Exercise objective ▸
For this exercise, repeat all of the material verbatim apart from its images.

[Data records]
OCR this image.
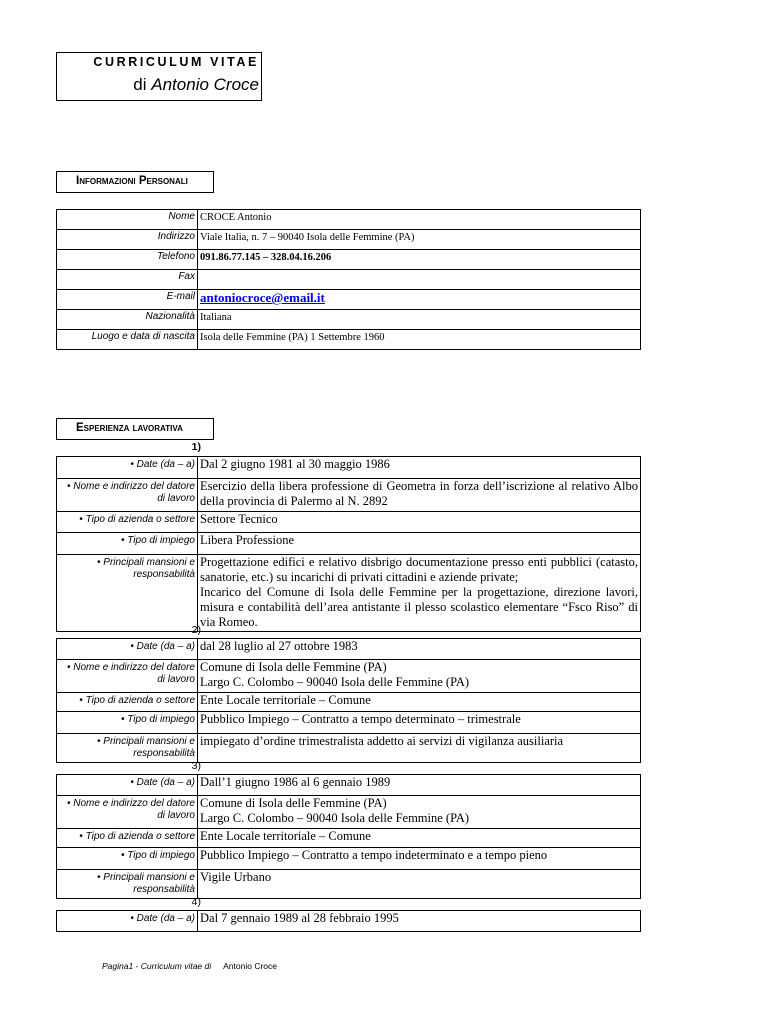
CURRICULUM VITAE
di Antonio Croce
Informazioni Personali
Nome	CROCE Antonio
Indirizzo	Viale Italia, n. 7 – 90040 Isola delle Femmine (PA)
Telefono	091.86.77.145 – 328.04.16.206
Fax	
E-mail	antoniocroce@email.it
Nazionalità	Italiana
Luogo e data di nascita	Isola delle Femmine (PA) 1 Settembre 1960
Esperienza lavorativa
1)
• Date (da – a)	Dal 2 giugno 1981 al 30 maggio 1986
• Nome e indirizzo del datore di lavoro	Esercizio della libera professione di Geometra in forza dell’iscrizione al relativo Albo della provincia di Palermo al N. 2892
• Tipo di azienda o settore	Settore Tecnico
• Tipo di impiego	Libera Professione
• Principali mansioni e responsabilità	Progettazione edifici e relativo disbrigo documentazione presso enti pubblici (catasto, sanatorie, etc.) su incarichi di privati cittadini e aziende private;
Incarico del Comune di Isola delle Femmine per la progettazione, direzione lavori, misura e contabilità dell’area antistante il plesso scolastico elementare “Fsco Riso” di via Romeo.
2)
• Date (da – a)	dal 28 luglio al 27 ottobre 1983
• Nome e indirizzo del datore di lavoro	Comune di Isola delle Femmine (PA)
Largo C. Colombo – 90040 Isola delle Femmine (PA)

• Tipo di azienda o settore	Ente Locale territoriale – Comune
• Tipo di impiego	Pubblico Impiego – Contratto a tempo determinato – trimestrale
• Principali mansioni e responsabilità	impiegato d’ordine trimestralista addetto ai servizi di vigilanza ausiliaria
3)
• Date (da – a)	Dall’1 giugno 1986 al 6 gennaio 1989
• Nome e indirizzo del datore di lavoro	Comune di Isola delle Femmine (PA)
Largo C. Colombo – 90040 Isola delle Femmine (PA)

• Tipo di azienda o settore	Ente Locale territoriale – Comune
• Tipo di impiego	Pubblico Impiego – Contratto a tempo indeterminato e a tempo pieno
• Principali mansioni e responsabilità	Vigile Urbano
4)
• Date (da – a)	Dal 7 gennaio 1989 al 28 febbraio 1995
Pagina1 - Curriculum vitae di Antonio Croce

Exercise answer ▸
OCR this image.
CURRICULUM VITAE
di Antonio Croce
Informazioni Personali
Nome	CROCE Antonio
Indirizzo	Viale Italia, n. 7 – 90040 Isola delle Femmine (PA)
Telefono	091.86.77.145 – 328.04.16.206
Fax	
E-mail	antoniocroce@email.it
Nazionalità	Italiana
Luogo e data di nascita	Isola delle Femmine (PA) 1 Settembre 1960
Esperienza lavorativa
1)
• Date (da – a)	Dal 2 giugno 1981 al 30 maggio 1986
• Nome e indirizzo del datore di lavoro	Esercizio della libera professione di Geometra in forza dell’iscrizione al relativo Albo della provincia di Palermo al N. 2892
• Tipo di azienda o settore	Settore Tecnico
• Tipo di impiego	Libera Professione
• Principali mansioni e responsabilità	Progettazione edifici e relativo disbrigo documentazione presso enti pubblici (catasto, sanatorie, etc.) su incarichi di privati cittadini e aziende private;
Incarico del Comune di Isola delle Femmine per la progettazione, direzione lavori, misura e contabilità dell’area antistante il plesso scolastico elementare “Fsco Riso” di via Romeo.
2)
• Date (da – a)	dal 28 luglio al 27 ottobre 1983
• Nome e indirizzo del datore di lavoro	Comune di Isola delle Femmine (PA)
Largo C. Colombo – 90040 Isola delle Femmine (PA)

• Tipo di azienda o settore	Ente Locale territoriale – Comune
• Tipo di impiego	Pubblico Impiego – Contratto a tempo determinato – trimestrale
• Principali mansioni e responsabilità	impiegato d’ordine trimestralista addetto ai servizi di vigilanza ausiliaria
3)
• Date (da – a)	Dall’1 giugno 1986 al 6 gennaio 1989
• Nome e indirizzo del datore di lavoro	Comune di Isola delle Femmine (PA)
Largo C. Colombo – 90040 Isola delle Femmine (PA)

• Tipo di azienda o settore	Ente Locale territoriale – Comune
• Tipo di impiego	Pubblico Impiego – Contratto a tempo indeterminato e a tempo pieno
• Principali mansioni e responsabilità	Vigile Urbano
4)
• Date (da – a)	Dal 7 gennaio 1989 al 28 febbraio 1995
Pagina1 - Curriculum vitae di Antonio Croce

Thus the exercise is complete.